(Stored records)

______

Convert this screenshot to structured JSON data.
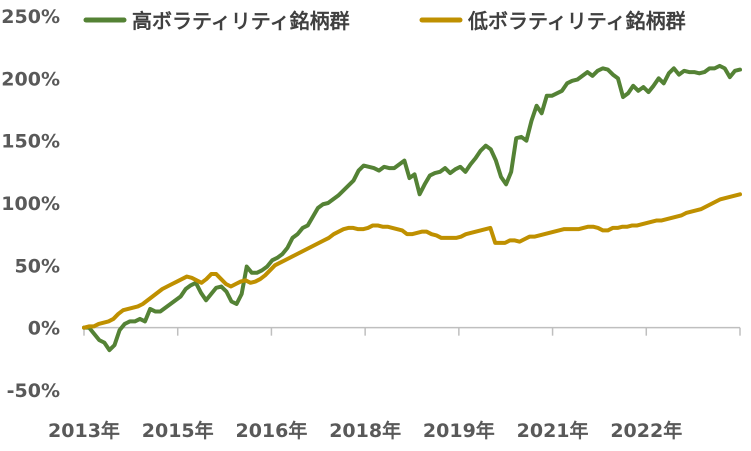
{
  "chart_data": {
    "type": "line",
    "legend": {
      "placement": "top"
    },
    "grid": false,
    "ylim": [
      -50,
      250
    ],
    "yticks": [
      -50,
      0,
      50,
      100,
      150,
      200,
      250
    ],
    "ytick_labels": [
      "-50%",
      "0%",
      "50%",
      "100%",
      "150%",
      "200%",
      "250%"
    ],
    "xtick_labels": [
      "2013年",
      "2015年",
      "2016年",
      "2018年",
      "2019年",
      "2021年",
      "2022年"
    ],
    "series": [
      {
        "name": "高ボラティリティ銘柄群",
        "color": "#548235",
        "values": [
          0,
          0,
          -5,
          -10,
          -12,
          -18,
          -14,
          -2,
          3,
          5,
          5,
          7,
          5,
          15,
          13,
          13,
          16,
          19,
          22,
          25,
          31,
          34,
          36,
          28,
          22,
          27,
          32,
          33,
          29,
          21,
          19,
          27,
          49,
          44,
          44,
          46,
          49,
          54,
          56,
          59,
          64,
          72,
          75,
          80,
          82,
          89,
          96,
          99,
          100,
          103,
          106,
          110,
          114,
          118,
          126,
          130,
          129,
          128,
          126,
          129,
          128,
          128,
          131,
          134,
          120,
          123,
          107,
          115,
          122,
          124,
          125,
          128,
          124,
          127,
          129,
          125,
          131,
          136,
          142,
          146,
          143,
          134,
          121,
          115,
          125,
          152,
          153,
          150,
          166,
          178,
          172,
          186,
          186,
          188,
          190,
          196,
          198,
          199,
          202,
          205,
          202,
          206,
          208,
          207,
          203,
          200,
          185,
          188,
          194,
          190,
          193,
          189,
          194,
          200,
          196,
          204,
          208,
          203,
          206,
          205,
          205,
          204,
          205,
          208,
          208,
          210,
          208,
          201,
          206,
          207
        ]
      },
      {
        "name": "低ボラティリティ銘柄群",
        "color": "#BF9000",
        "values": [
          0,
          1,
          1,
          3,
          4,
          5,
          7,
          11,
          14,
          15,
          16,
          17,
          19,
          22,
          25,
          28,
          31,
          33,
          35,
          37,
          39,
          41,
          40,
          38,
          36,
          39,
          43,
          43,
          39,
          35,
          33,
          35,
          37,
          38,
          36,
          37,
          39,
          42,
          46,
          50,
          52,
          54,
          56,
          58,
          60,
          62,
          64,
          66,
          68,
          70,
          72,
          75,
          77,
          79,
          80,
          80,
          79,
          79,
          80,
          82,
          82,
          81,
          81,
          80,
          79,
          78,
          75,
          75,
          76,
          77,
          77,
          75,
          74,
          72,
          72,
          72,
          72,
          73,
          75,
          76,
          77,
          78,
          79,
          80,
          68,
          68,
          68,
          70,
          70,
          69,
          71,
          73,
          73,
          74,
          75,
          76,
          77,
          78,
          79,
          79,
          79,
          79,
          80,
          81,
          81,
          80,
          78,
          78,
          80,
          80,
          81,
          81,
          82,
          82,
          83,
          84,
          85,
          86,
          86,
          87,
          88,
          89,
          90,
          92,
          93,
          94,
          95,
          97,
          99,
          101,
          103,
          104,
          105,
          106,
          107
        ]
      }
    ]
  }
}
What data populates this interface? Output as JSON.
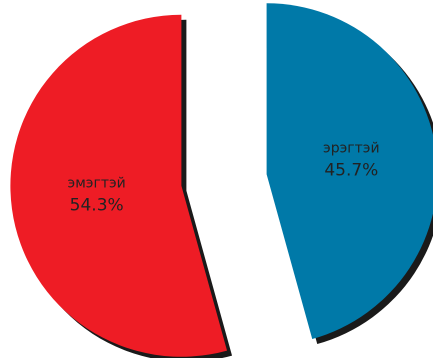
{
  "chart_data": {
    "type": "pie",
    "title": "",
    "slices": [
      {
        "label": "эрэгтэй",
        "value": 45.7,
        "display": "45.7%",
        "color": "#0079a8"
      },
      {
        "label": "эмэгтэй",
        "value": 54.3,
        "display": "54.3%",
        "color": "#ee1c25"
      }
    ],
    "exploded": true,
    "shadow": true
  }
}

______

PROBLEM STATEMENT:
Without including any pictures, print all of the material exactly as given.

EXERCISE ANSWER:
Convert this screenshot to structured JSON data.
{
  "chart_data": {
    "type": "line",
    "legend": {
      "placement": "top"
    },
    "grid": false,
    "ylim": [
      -50,
      250
    ],
    "yticks": [
      -50,
      0,
      50,
      100,
      150,
      200,
      250
    ],
    "ytick_labels": [
      "-50%",
      "0%",
      "50%",
      "100%",
      "150%",
      "200%",
      "250%"
    ],
    "xtick_labels": [
      "2013年",
      "2015年",
      "2016年",
      "2018年",
      "2019年",
      "2021年",
      "2022年"
    ],
    "series": [
      {
        "name": "高ボラティリティ銘柄群",
        "color": "#548235",
        "values": [
          0,
          0,
          -5,
          -10,
          -12,
          -18,
          -14,
          -2,
          3,
          5,
          5,
          7,
          5,
          15,
          13,
          13,
          16,
          19,
          22,
          25,
          31,
          34,
          36,
          28,
          22,
          27,
          32,
          33,
          29,
          21,
          19,
          27,
          49,
          44,
          44,
          46,
          49,
          54,
          56,
          59,
          64,
          72,
          75,
          80,
          82,
          89,
          96,
          99,
          100,
          103,
          106,
          110,
          114,
          118,
          126,
          130,
          129,
          128,
          126,
          129,
          128,
          128,
          131,
          134,
          120,
          123,
          107,
          115,
          122,
          124,
          125,
          128,
          124,
          127,
          129,
          125,
          131,
          136,
          142,
          146,
          143,
          134,
          121,
          115,
          125,
          152,
          153,
          150,
          166,
          178,
          172,
          186,
          186,
          188,
          190,
          196,
          198,
          199,
          202,
          205,
          202,
          206,
          208,
          207,
          203,
          200,
          185,
          188,
          194,
          190,
          193,
          189,
          194,
          200,
          196,
          204,
          208,
          203,
          206,
          205,
          205,
          204,
          205,
          208,
          208,
          210,
          208,
          201,
          206,
          207
        ]
      },
      {
        "name": "低ボラティリティ銘柄群",
        "color": "#BF9000",
        "values": [
          0,
          1,
          1,
          3,
          4,
          5,
          7,
          11,
          14,
          15,
          16,
          17,
          19,
          22,
          25,
          28,
          31,
          33,
          35,
          37,
          39,
          41,
          40,
          38,
          36,
          39,
          43,
          43,
          39,
          35,
          33,
          35,
          37,
          38,
          36,
          37,
          39,
          42,
          46,
          50,
          52,
          54,
          56,
          58,
          60,
          62,
          64,
          66,
          68,
          70,
          72,
          75,
          77,
          79,
          80,
          80,
          79,
          79,
          80,
          82,
          82,
          81,
          81,
          80,
          79,
          78,
          75,
          75,
          76,
          77,
          77,
          75,
          74,
          72,
          72,
          72,
          72,
          73,
          75,
          76,
          77,
          78,
          79,
          80,
          68,
          68,
          68,
          70,
          70,
          69,
          71,
          73,
          73,
          74,
          75,
          76,
          77,
          78,
          79,
          79,
          79,
          79,
          80,
          81,
          81,
          80,
          78,
          78,
          80,
          80,
          81,
          81,
          82,
          82,
          83,
          84,
          85,
          86,
          86,
          87,
          88,
          89,
          90,
          92,
          93,
          94,
          95,
          97,
          99,
          101,
          103,
          104,
          105,
          106,
          107
        ]
      }
    ]
  }
}
What data populates this interface? Output as JSON.
{
  "chart_data": {
    "type": "pie",
    "title": "",
    "slices": [
      {
        "label": "эрэгтэй",
        "value": 45.7,
        "display": "45.7%",
        "color": "#0079a8"
      },
      {
        "label": "эмэгтэй",
        "value": 54.3,
        "display": "54.3%",
        "color": "#ee1c25"
      }
    ],
    "exploded": true,
    "shadow": true
  }
}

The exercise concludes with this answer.